§ Task requirements: Convert the listing into a Markdown table with two columns, Row and Line, where each line of the listing gets a row number. Start at the line that contains "162, 298, 198]", end after the line that contains "283, 561, 320]", and leave out any blank lines.

§ Stored rows:
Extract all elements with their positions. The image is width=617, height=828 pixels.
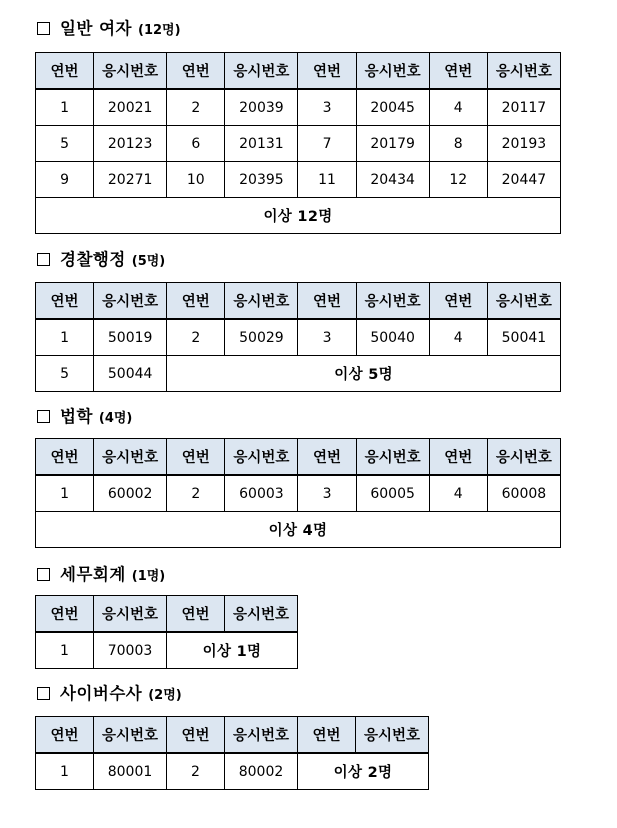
cell-exam: 20395	[225, 162, 298, 198]
cell-no: 4	[429, 475, 487, 512]
cell-exam: 20271	[94, 162, 167, 198]
cell-no: 2	[167, 753, 225, 790]
summary-row	[36, 198, 561, 234]
section-title: 사이버수사	[60, 684, 143, 703]
col-header-exam: 응시번호	[487, 283, 560, 320]
summary-cell: 이상 2명	[298, 753, 429, 790]
cell-no: 2	[167, 319, 225, 356]
cell-no: 2	[167, 475, 225, 512]
table-header-row	[36, 53, 561, 90]
cell-exam: 60002	[94, 475, 167, 512]
checkbox-square-icon	[37, 410, 50, 423]
table-cyber-investigation	[35, 716, 429, 790]
cell-no: 5	[36, 126, 94, 162]
cell-no: 4	[429, 319, 487, 356]
cell-exam: 70003	[94, 632, 167, 669]
cell-exam: 20179	[356, 126, 429, 162]
section-title: 세무회계	[60, 565, 126, 584]
col-header-exam: 응시번호	[94, 596, 167, 633]
cell-exam: 20131	[225, 126, 298, 162]
cell-exam: 20123	[94, 126, 167, 162]
cell-exam: 20193	[487, 126, 560, 162]
col-header-no: 연번	[36, 717, 94, 754]
cell-exam: 20117	[487, 89, 560, 126]
section-count: (5명)	[131, 254, 166, 269]
cell-exam: 60003	[225, 475, 298, 512]
section-heading-law	[37, 403, 132, 427]
section-title: 법학	[60, 407, 93, 426]
checkbox-square-icon	[37, 687, 50, 700]
table-header-row	[36, 283, 561, 320]
cell-no: 7	[298, 126, 356, 162]
col-header-no: 연번	[36, 53, 94, 90]
table-row	[36, 319, 561, 356]
section-heading-tax-accounting	[37, 561, 165, 585]
col-header-no: 연번	[167, 283, 225, 320]
table-law	[35, 438, 561, 548]
table-police-admin	[35, 282, 561, 392]
section-count: (4명)	[98, 411, 133, 426]
col-header-exam: 응시번호	[94, 439, 167, 476]
cell-no: 5	[36, 356, 94, 392]
table-header-row	[36, 717, 429, 754]
table-row	[36, 162, 561, 198]
col-header-no: 연번	[167, 596, 225, 633]
cell-exam: 50044	[94, 356, 167, 392]
cell-no: 3	[298, 319, 356, 356]
cell-no: 2	[167, 89, 225, 126]
table-row	[36, 632, 298, 669]
col-header-no: 연번	[36, 439, 94, 476]
table-general-female	[35, 52, 561, 234]
col-header-no: 연번	[298, 53, 356, 90]
section-title: 경찰행정	[60, 250, 126, 269]
cell-no: 9	[36, 162, 94, 198]
summary-row	[36, 512, 561, 548]
col-header-exam: 응시번호	[356, 53, 429, 90]
table-row	[36, 89, 561, 126]
col-header-exam: 응시번호	[356, 717, 429, 754]
col-header-no: 연번	[36, 283, 94, 320]
checkbox-square-icon	[37, 568, 50, 581]
cell-no: 10	[167, 162, 225, 198]
cell-no: 4	[429, 89, 487, 126]
col-header-exam: 응시번호	[487, 53, 560, 90]
cell-exam: 60008	[487, 475, 560, 512]
summary-cell: 이상 5명	[167, 356, 561, 392]
section-heading-cyber-investigation	[37, 680, 182, 704]
cell-exam: 50029	[225, 319, 298, 356]
cell-no: 8	[429, 126, 487, 162]
col-header-no: 연번	[429, 53, 487, 90]
cell-exam: 20447	[487, 162, 560, 198]
table-row	[36, 475, 561, 512]
summary-cell: 이상 4명	[36, 512, 561, 548]
cell-no: 1	[36, 753, 94, 790]
table-header-row	[36, 439, 561, 476]
summary-cell: 이상 1명	[167, 632, 298, 669]
cell-exam: 60005	[356, 475, 429, 512]
col-header-exam: 응시번호	[225, 53, 298, 90]
checkbox-square-icon	[37, 22, 50, 35]
col-header-exam: 응시번호	[225, 439, 298, 476]
col-header-exam: 응시번호	[94, 283, 167, 320]
cell-exam: 50019	[94, 319, 167, 356]
col-header-exam: 응시번호	[487, 439, 560, 476]
cell-no: 6	[167, 126, 225, 162]
col-header-exam: 응시번호	[356, 439, 429, 476]
table-row	[36, 126, 561, 162]
cell-no: 1	[36, 319, 94, 356]
col-header-exam: 응시번호	[94, 717, 167, 754]
col-header-no: 연번	[167, 717, 225, 754]
table-row	[36, 753, 429, 790]
cell-no: 3	[298, 89, 356, 126]
cell-no: 1	[36, 632, 94, 669]
col-header-exam: 응시번호	[225, 596, 298, 633]
cell-no: 12	[429, 162, 487, 198]
cell-no: 1	[36, 475, 94, 512]
col-header-no: 연번	[429, 283, 487, 320]
col-header-no: 연번	[167, 53, 225, 90]
section-heading-general-female	[37, 15, 181, 39]
section-count: (12명)	[138, 23, 181, 38]
cell-no: 1	[36, 89, 94, 126]
col-header-exam: 응시번호	[225, 717, 298, 754]
checkbox-square-icon	[37, 253, 50, 266]
cell-no: 3	[298, 475, 356, 512]
cell-exam: 20434	[356, 162, 429, 198]
col-header-exam: 응시번호	[94, 53, 167, 90]
cell-exam: 80001	[94, 753, 167, 790]
table-header-row	[36, 596, 298, 633]
section-count: (2명)	[148, 688, 182, 703]
col-header-no: 연번	[298, 439, 356, 476]
cell-exam: 50041	[487, 319, 560, 356]
cell-exam: 80002	[225, 753, 298, 790]
cell-no: 11	[298, 162, 356, 198]
col-header-no: 연번	[429, 439, 487, 476]
col-header-exam: 응시번호	[225, 283, 298, 320]
col-header-no: 연번	[36, 596, 94, 633]
col-header-no: 연번	[298, 717, 356, 754]
section-heading-police-admin	[37, 246, 165, 270]
section-count: (1명)	[131, 569, 166, 584]
section-title: 일반 여자	[60, 19, 133, 38]
cell-exam: 20039	[225, 89, 298, 126]
col-header-no: 연번	[167, 439, 225, 476]
col-header-exam: 응시번호	[356, 283, 429, 320]
table-tax-accounting	[35, 595, 298, 669]
cell-exam: 50040	[356, 319, 429, 356]
col-header-no: 연번	[298, 283, 356, 320]
cell-exam: 20045	[356, 89, 429, 126]
summary-cell: 이상 12명	[36, 198, 561, 234]
table-row	[36, 356, 561, 392]
cell-exam: 20021	[94, 89, 167, 126]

§ Result of this exercise:
| Row | Line |
|---|---|
| 1 | cell-exam: 20395	[225, 162, 298, 198] |
| 2 | cell-no: 4	[429, 475, 487, 512] |
| 3 | cell-exam: 20271	[94, 162, 167, 198] |
| 4 | cell-no: 2	[167, 753, 225, 790] |
| 5 | summary-row	[36, 198, 561, 234] |
| 6 | section-title: 사이버수사	[60, 684, 143, 703] |
| 7 | col-header-exam: 응시번호	[487, 283, 560, 320] |
| 8 | summary-cell: 이상 2명	[298, 753, 429, 790] |
| 9 | cell-no: 2	[167, 319, 225, 356] |
| 10 | cell-no: 2	[167, 475, 225, 512] |
| 11 | table-header-row	[36, 53, 561, 90] |
| 12 | cell-exam: 60002	[94, 475, 167, 512] |
| 13 | checkbox-square-icon	[37, 410, 50, 423] |
| 14 | table-cyber-investigation	[35, 716, 429, 790] |
| 15 | cell-no: 5	[36, 126, 94, 162] |
| 16 | cell-no: 4	[429, 319, 487, 356] |
| 17 | cell-exam: 70003	[94, 632, 167, 669] |
| 18 | cell-exam: 20179	[356, 126, 429, 162] |
| 19 | section-title: 세무회계	[60, 565, 126, 584] |
| 20 | col-header-exam: 응시번호	[94, 596, 167, 633] |
| 21 | cell-exam: 20131	[225, 126, 298, 162] |
| 22 | cell-exam: 20123	[94, 126, 167, 162] |
| 23 | cell-exam: 20193	[487, 126, 560, 162] |
| 24 | col-header-no: 연번	[36, 717, 94, 754] |
| 25 | cell-exam: 20117	[487, 89, 560, 126] |
| 26 | section-count: (5명)	[131, 254, 166, 269] |
| 27 | cell-exam: 60003	[225, 475, 298, 512] |
| 28 | section-heading-law	[37, 403, 132, 427] |
| 29 | section-title: 법학	[60, 407, 93, 426] |
| 30 | checkbox-square-icon	[37, 687, 50, 700] |
| 31 | table-header-row	[36, 283, 561, 320] |